##### Fragmento del documento

Recientemente conversé con mi amigo José A. J., Informático y Consultor en Transformación Digital, y pacíficamente conveníamos que uno de los retos -y problema- más grande que enfrenta la democracia como forma de gobierno y de convivencia, es la posverdad, accionada a través del siniestro brazo de la desinformación, criatura de las Tecnologías de la Información y Comunicación (TIC) nacida de la Internet.
Muchas y conocidas son las ventajas y los beneficios de las TIC, sin embargo, la falsedad noticiosa que viaja con la posverdad como distorsión de la realidad para manipular lo que se cree y percibe, corroe el gobierno de la opinión y la participación democrática en los asuntos de interés que impactan a la gente.

##########
##### Datos mostrados

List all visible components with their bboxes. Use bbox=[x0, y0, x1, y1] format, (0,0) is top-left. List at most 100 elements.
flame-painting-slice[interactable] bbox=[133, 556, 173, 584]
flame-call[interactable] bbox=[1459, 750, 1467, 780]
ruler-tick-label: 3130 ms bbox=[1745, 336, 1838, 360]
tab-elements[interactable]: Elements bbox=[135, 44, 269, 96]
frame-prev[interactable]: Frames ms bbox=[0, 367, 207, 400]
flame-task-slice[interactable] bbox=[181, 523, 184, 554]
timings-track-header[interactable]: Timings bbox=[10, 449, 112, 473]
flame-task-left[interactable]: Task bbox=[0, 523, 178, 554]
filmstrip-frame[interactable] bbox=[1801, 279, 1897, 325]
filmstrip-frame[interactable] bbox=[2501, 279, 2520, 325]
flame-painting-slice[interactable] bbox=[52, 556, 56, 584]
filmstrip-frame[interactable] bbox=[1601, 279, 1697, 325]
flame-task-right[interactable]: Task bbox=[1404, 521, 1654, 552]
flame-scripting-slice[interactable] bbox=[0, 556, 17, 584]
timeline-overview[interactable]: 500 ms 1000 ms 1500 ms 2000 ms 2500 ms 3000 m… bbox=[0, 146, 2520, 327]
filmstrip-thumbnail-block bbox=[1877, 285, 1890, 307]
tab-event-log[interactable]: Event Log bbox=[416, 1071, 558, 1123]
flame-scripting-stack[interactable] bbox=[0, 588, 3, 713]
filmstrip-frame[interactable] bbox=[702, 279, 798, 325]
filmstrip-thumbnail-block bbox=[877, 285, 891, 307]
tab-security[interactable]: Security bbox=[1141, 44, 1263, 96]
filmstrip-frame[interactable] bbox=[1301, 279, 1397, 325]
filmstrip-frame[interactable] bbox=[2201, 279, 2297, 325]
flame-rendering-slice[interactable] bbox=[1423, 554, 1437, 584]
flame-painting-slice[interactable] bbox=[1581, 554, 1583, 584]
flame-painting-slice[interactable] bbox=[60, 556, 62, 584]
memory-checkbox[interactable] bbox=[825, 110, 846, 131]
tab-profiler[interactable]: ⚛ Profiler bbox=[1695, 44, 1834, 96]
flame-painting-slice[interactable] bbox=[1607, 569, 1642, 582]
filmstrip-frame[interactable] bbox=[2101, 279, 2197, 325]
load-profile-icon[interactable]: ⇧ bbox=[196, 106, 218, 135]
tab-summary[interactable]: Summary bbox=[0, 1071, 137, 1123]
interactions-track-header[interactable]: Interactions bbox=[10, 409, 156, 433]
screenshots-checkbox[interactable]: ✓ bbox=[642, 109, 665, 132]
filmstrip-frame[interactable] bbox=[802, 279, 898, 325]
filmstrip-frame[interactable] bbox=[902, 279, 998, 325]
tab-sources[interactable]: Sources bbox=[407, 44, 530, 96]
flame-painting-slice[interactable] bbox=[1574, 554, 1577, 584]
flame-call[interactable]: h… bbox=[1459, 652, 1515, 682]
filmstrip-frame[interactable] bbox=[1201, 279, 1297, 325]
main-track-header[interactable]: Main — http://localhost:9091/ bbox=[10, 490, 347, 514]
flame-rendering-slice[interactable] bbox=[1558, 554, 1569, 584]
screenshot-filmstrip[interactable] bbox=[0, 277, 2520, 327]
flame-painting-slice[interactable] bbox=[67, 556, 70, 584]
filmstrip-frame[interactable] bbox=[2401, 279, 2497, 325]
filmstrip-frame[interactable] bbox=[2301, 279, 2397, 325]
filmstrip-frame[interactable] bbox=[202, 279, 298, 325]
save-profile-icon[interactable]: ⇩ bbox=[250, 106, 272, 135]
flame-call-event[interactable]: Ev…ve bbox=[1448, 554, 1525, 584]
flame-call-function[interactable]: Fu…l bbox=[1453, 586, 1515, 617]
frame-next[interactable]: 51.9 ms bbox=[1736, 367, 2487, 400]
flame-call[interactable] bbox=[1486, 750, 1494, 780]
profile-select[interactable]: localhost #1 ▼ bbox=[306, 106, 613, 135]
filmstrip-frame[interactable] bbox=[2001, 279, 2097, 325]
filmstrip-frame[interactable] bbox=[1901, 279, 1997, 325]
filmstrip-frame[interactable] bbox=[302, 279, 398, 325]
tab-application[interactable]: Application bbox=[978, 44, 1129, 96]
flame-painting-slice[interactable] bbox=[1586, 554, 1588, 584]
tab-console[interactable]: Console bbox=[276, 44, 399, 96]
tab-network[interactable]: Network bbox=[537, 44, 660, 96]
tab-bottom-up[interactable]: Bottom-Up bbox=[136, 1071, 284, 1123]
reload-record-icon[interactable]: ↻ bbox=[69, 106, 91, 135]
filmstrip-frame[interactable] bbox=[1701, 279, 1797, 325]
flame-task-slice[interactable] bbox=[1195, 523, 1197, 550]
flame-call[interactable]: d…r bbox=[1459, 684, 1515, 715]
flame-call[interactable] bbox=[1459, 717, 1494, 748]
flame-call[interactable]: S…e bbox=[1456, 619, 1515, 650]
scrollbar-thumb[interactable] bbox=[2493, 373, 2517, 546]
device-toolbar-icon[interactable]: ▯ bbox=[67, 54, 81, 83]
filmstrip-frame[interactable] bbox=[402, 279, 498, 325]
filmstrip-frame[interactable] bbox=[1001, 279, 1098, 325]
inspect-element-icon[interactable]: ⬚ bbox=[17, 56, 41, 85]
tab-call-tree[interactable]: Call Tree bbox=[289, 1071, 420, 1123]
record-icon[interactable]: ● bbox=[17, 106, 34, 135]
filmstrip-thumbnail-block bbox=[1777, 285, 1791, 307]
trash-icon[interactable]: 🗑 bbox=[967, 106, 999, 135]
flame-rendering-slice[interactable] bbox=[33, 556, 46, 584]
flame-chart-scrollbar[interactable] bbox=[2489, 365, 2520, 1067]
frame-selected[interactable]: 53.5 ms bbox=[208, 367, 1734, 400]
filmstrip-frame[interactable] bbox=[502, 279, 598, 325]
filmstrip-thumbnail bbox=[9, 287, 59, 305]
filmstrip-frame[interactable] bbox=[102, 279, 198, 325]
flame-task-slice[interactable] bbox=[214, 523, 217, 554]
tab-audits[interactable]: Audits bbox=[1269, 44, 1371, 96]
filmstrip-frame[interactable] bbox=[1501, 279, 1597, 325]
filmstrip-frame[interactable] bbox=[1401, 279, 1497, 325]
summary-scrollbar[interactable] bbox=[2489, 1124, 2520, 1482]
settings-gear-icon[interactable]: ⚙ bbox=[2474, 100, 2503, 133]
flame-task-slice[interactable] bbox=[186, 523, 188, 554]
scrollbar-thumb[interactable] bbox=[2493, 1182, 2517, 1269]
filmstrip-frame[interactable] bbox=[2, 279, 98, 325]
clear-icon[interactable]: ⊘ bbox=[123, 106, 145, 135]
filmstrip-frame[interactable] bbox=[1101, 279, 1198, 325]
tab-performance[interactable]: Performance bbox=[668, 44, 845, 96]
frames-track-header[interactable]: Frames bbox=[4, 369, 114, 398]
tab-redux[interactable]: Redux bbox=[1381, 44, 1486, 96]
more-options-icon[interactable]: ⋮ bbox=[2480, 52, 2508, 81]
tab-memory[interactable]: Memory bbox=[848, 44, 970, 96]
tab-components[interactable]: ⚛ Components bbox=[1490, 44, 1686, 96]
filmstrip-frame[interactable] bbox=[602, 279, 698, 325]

##########

- _Consigna_:
Resume en una sola oración el párrafo del fragmento sobre la posverdad que comienza con «Muchas y conocidas son las ventajas», conservando sus datos principales. El listado es un material aparte, sin relación con el fragmento sobre la posverdad.

- _Resultado_:
Aunque las TIC ofrecen muchas ventajas y beneficios conocidos, las noticias falsas que acompañan a la posverdad distorsionan la realidad para manipular lo que se cree y percibe, y con ello corroen el gobierno de la opinión y la participación democrática en los asuntos que afectan a la gente.